++++ Fuente

El año 1808 marcó su infancia de manera decisiva: por un lado, porque su madre, Beatriz Fernández Carredano, murió cuando él sólo tenía tres años; por otro, porque en ese año comenzó la Guerra de la Independencia contra la invasión napoleónica, con el consiguiente sufrimiento que provocan las contiendas, si bien ésta era una lucha legítima por la libertad de un pueblo. Precisamente en Córdoba se produjo un saqueo al iniciar la Guerra en el mismo 1808, cuando esta ciudad sufrió asesinatos, robos y violaciones por parte de las tropas francesas que duró tres días y sembró de terror a la población. Leemos que el general Dupont entró en Córdoba el 13 de junio de 1808 por la Puerta Nueva y sembró el pánico en la ciudad.
Vocación musical
Durante estos años Santiago comenzó a dar tempranas muestras de estar muy dotado para la composición y la interpretación musical e inició su formación en este campo con diversos maestros de Córdoba y Granada. Cuando la tormenta de la guerra terminó en 1814 y el rey Fernando VII ocupó el trono español, la familia Masarnau regresó a vivir a Madrid, donde su padre volvió a ocupar importantes cargos en la Casa Real. Santiago continuó su formación, primero en el Colegio de D. María de Aragón, regentado por los agustinos, y luego siguió estudiando matemáticas, entre 1820 y 1822, en los Reales Estudios de San Isidro.
Estos dos últimos años son muy importantes en su vida porque, siendo adolescente, fue testigo del llamado Trienio Constitucional, con la exaltación de los valores liberales que se extendió por todo el país. Así vemos que la simpatía por estas nuevas ideas es evidente en su juventud y primera edad adulta, hasta el punto de que cabe suponer que por ello su padre, en circunstancias poco claras, perdió el favor del rey. Siempre consideró como hechos injustos la retirada del título de Gentilhombre de la Real Casa, que tuvo lugar en 1819, y la destitución de su padre de sus cargos y oficios: tendría que esperar hasta 1843 para ser restituido definitivamente en el citado título.

++++++++
++++ Material dado

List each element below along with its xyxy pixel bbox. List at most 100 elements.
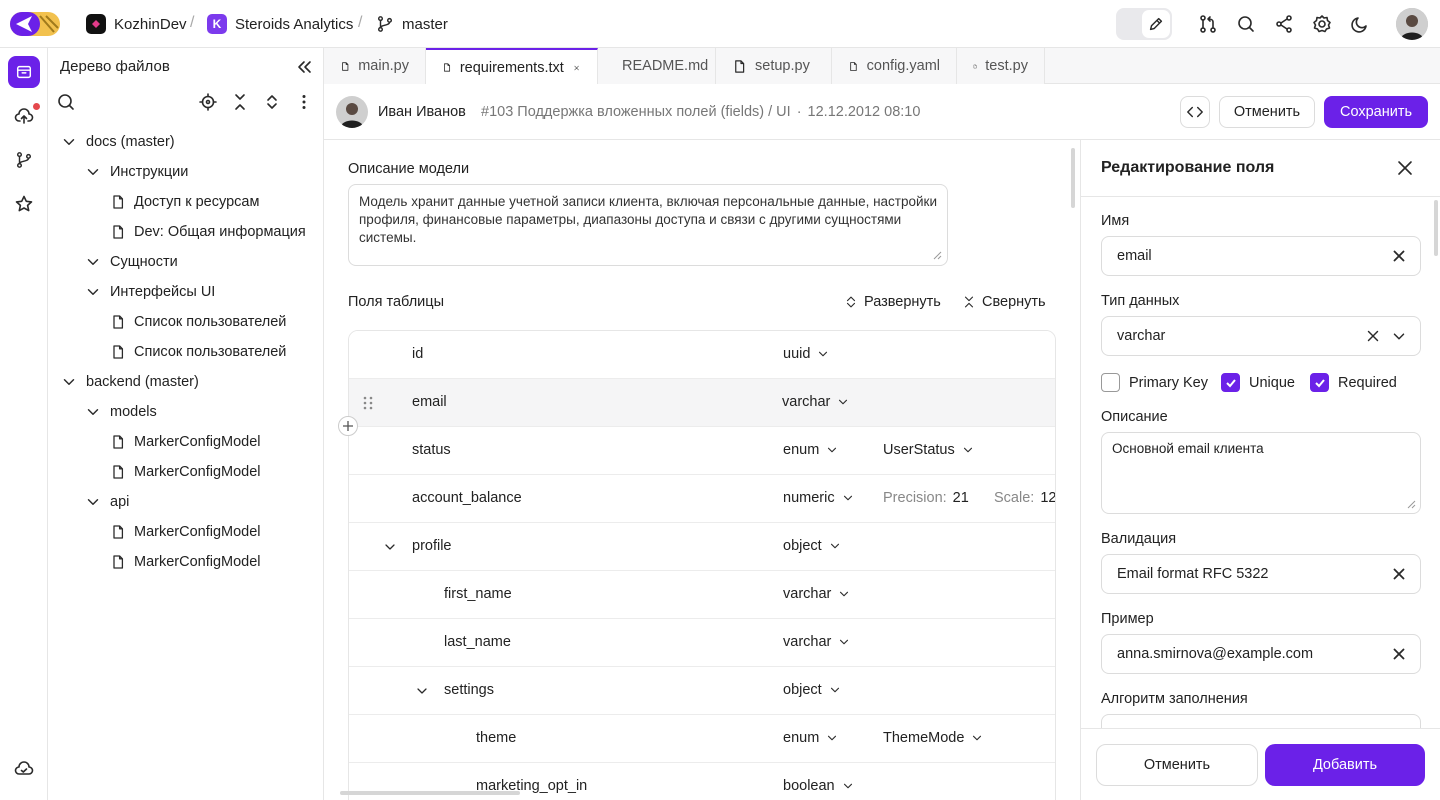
type-select[interactable]: varchar <box>1101 316 1421 356</box>
rail-branches-button[interactable] <box>8 144 40 176</box>
tree-file[interactable]: Список пользователей <box>108 307 286 337</box>
unique-checkbox[interactable]: Unique <box>1221 373 1295 392</box>
tab-readme-md[interactable]: README.md <box>598 48 716 84</box>
chevron-down-icon[interactable] <box>84 493 102 511</box>
tree-folder[interactable]: Интерфейсы UI <box>84 277 215 307</box>
locate-file-icon[interactable] <box>198 92 218 112</box>
clear-icon[interactable] <box>1390 247 1408 265</box>
tree-search-icon[interactable] <box>56 92 76 112</box>
breadcrumb-branch[interactable]: master <box>376 0 448 48</box>
chevron-down-icon[interactable] <box>84 253 102 271</box>
tree-file[interactable]: MarkerConfigModel <box>108 457 261 487</box>
close-panel-icon[interactable] <box>1395 158 1415 178</box>
chevron-down-icon[interactable] <box>1390 327 1408 345</box>
collapse-panel-icon[interactable] <box>294 57 314 77</box>
chevron-down-icon[interactable] <box>60 373 78 391</box>
tree-file[interactable]: MarkerConfigModel <box>108 547 261 577</box>
code-view-button[interactable] <box>1180 96 1210 128</box>
panel-scrollbar[interactable] <box>1434 200 1438 256</box>
name-input[interactable]: email <box>1101 236 1421 276</box>
close-icon[interactable] <box>572 61 581 75</box>
precision-field[interactable]: Precision: 21 <box>883 490 969 506</box>
vertical-scrollbar[interactable] <box>1071 148 1075 208</box>
horizontal-scrollbar[interactable] <box>340 791 520 795</box>
tab-setup-py[interactable]: setup.py <box>716 48 832 84</box>
more-vertical-icon[interactable] <box>294 92 314 112</box>
enum-select[interactable]: UserStatus <box>883 442 975 458</box>
tree-folder[interactable]: docs (master) <box>60 127 175 157</box>
save-button[interactable]: Сохранить <box>1324 96 1428 128</box>
description-textarea[interactable]: Основной email клиента <box>1101 432 1421 514</box>
tree-file[interactable]: MarkerConfigModel <box>108 517 261 547</box>
edit-mode-toggle[interactable] <box>1116 8 1172 40</box>
search-icon[interactable] <box>1236 14 1256 34</box>
tab-requirements-txt[interactable]: requirements.txt <box>426 48 598 85</box>
fill-algorithm-input[interactable] <box>1101 714 1421 728</box>
field-row[interactable]: id uuid <box>349 331 1055 379</box>
tree-folder[interactable]: backend (master) <box>60 367 199 397</box>
tree-file[interactable]: MarkerConfigModel <box>108 427 261 457</box>
field-row[interactable]: settings object <box>349 667 1055 715</box>
field-type-select[interactable]: numeric <box>783 490 855 506</box>
chevron-down-icon[interactable] <box>414 683 430 699</box>
rail-favorites-button[interactable] <box>8 188 40 220</box>
resize-handle-icon[interactable] <box>932 250 942 260</box>
expand-button[interactable]: Развернуть <box>844 294 941 310</box>
breadcrumb-workspace[interactable]: KozhinDev <box>86 0 187 48</box>
required-checkbox[interactable]: Required <box>1310 373 1397 392</box>
chevron-down-icon[interactable] <box>84 403 102 421</box>
expand-all-icon[interactable] <box>262 92 282 112</box>
pull-request-icon[interactable] <box>1198 14 1218 34</box>
primary-key-checkbox[interactable]: Primary Key <box>1101 373 1208 392</box>
app-logo[interactable] <box>10 12 60 36</box>
settings-icon[interactable] <box>1312 14 1332 34</box>
field-type-select[interactable]: varchar <box>782 394 850 410</box>
user-avatar[interactable] <box>1396 8 1428 40</box>
scale-field[interactable]: Scale: 12 <box>994 490 1055 506</box>
rail-files-button[interactable] <box>8 56 40 88</box>
clear-icon[interactable] <box>1390 645 1408 663</box>
tree-folder[interactable]: Инструкции <box>84 157 188 187</box>
add-button[interactable]: Добавить <box>1265 744 1425 786</box>
field-type-select[interactable]: boolean <box>783 778 855 794</box>
breadcrumb-project[interactable]: K Steroids Analytics <box>207 0 353 48</box>
clear-icon[interactable] <box>1390 565 1408 583</box>
chevron-down-icon[interactable] <box>60 133 78 151</box>
rail-sync-button[interactable] <box>8 752 40 784</box>
field-row[interactable]: theme enum ThemeMode <box>349 715 1055 763</box>
field-type-select[interactable]: object <box>783 538 842 554</box>
tab-config-yaml[interactable]: config.yaml <box>832 48 957 84</box>
field-row[interactable]: account_balance numeric Precision: 21 Scale:… <box>349 475 1055 523</box>
field-type-select[interactable]: uuid <box>783 346 830 362</box>
panel-cancel-button[interactable]: Отменить <box>1096 744 1258 786</box>
tree-file[interactable]: Список пользователей <box>108 337 286 367</box>
cancel-button[interactable]: Отменить <box>1219 96 1315 128</box>
field-row[interactable]: first_name varchar <box>349 571 1055 619</box>
chevron-down-icon[interactable] <box>382 539 398 555</box>
field-row[interactable]: email varchar <box>349 379 1055 427</box>
enum-select[interactable]: ThemeMode <box>883 730 984 746</box>
model-description-input[interactable]: Модель хранит данные учетной записи клие… <box>348 184 948 266</box>
share-icon[interactable] <box>1274 14 1294 34</box>
collapse-all-icon[interactable] <box>230 92 250 112</box>
drag-handle-icon[interactable] <box>361 395 375 411</box>
tree-file[interactable]: Dev: Общая информация <box>108 217 306 247</box>
moon-icon[interactable] <box>1350 14 1370 34</box>
tree-folder[interactable]: api <box>84 487 129 517</box>
add-field-icon[interactable] <box>338 416 358 436</box>
collapse-button[interactable]: Свернуть <box>962 294 1046 310</box>
field-row[interactable]: last_name varchar <box>349 619 1055 667</box>
field-type-select[interactable]: varchar <box>783 586 851 602</box>
tab-main-py[interactable]: main.py <box>324 48 426 84</box>
example-input[interactable]: anna.smirnova@example.com <box>1101 634 1421 674</box>
chevron-down-icon[interactable] <box>84 283 102 301</box>
field-type-select[interactable]: object <box>783 682 842 698</box>
tab-test-py[interactable]: test.py <box>957 48 1045 84</box>
chevron-down-icon[interactable] <box>84 163 102 181</box>
clear-icon[interactable] <box>1364 327 1382 345</box>
field-type-select[interactable]: varchar <box>783 634 851 650</box>
field-type-select[interactable]: enum <box>783 442 839 458</box>
field-type-select[interactable]: enum <box>783 730 839 746</box>
tree-folder[interactable]: models <box>84 397 157 427</box>
field-row[interactable]: status enum UserStatus <box>349 427 1055 475</box>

++++++++

● Qué se pide:
Sigue escribiendo el texto sobre la juventud de Santiago Masarnau a partir de su última oración. Las líneas de arriba son un material aparte, sin relación con el texto.

● Respuesta:
Buscando un clima socio-político diferente y deseoso de completar su formación musical, Santiago abandonó por completo la idea de seguir la carrera de ingeniero de ferrocarriles. Viajó a París en 1825, pocos meses después de la muerte de su hermana Dolores, con el deseo de completar y perfeccionar su formación musical. Los mejores músicos –de Cherubini a Rossini, de Chopin a Liszt, de Paganini a Bellini, de Berilos a Beyerbeer– y numerosos cantantes en busca de afirmación, confluyeron en aquella ciudad.
Se abre así un periodo importante en la vida de Masarnau: sus estancias en el extranjero, París y Londres fueron los centros neurálgicos de este periodo. Se sumerge y comparte totalmente el clima cultural del momento, el Romanticismo, con toda la carga emocional e intelectual de la que es capaz. Viajó mucho, para aquella época, conoció y frecuentó la flor y nata de la intelectualidad europea y de los exiliados políticos españoles.
Durante este periodo, al tener que procurarse el sustento, decidió organizar conciertos para el público junto con el compositor español José Melchor Gomis. Al conocer la decisión de su hijo, su padre inició una intensa correspondencia con él –no menos de 240 cartas en cuatro años– para disuadirle de sus intenciones y animarle a ser fiel a sus compromisos cristianos y evitar el ambiente frívolo y mundano de París.
Esta estancia en el extranjero se vio interrumpida en varias ocasiones por viajes o paradas prolongadas en España. En la primera de estas ocasiones estuvo cerca de su padre en el momento de su muerte. En otras fue testigo de los excesos de los gobiernos liberales que ocuparon el poder tras la muerte de Fernando VII en 1833. Es un periodo de su vida en el que triunfa en todos los campos: profesionalmente, artísticamente, afectivamente (mantuvo relaciones con varias mujeres), pero sin que sin que ninguno le llene. Es el periodo del cumplimiento sólo formal de sus obligaciones religiosas.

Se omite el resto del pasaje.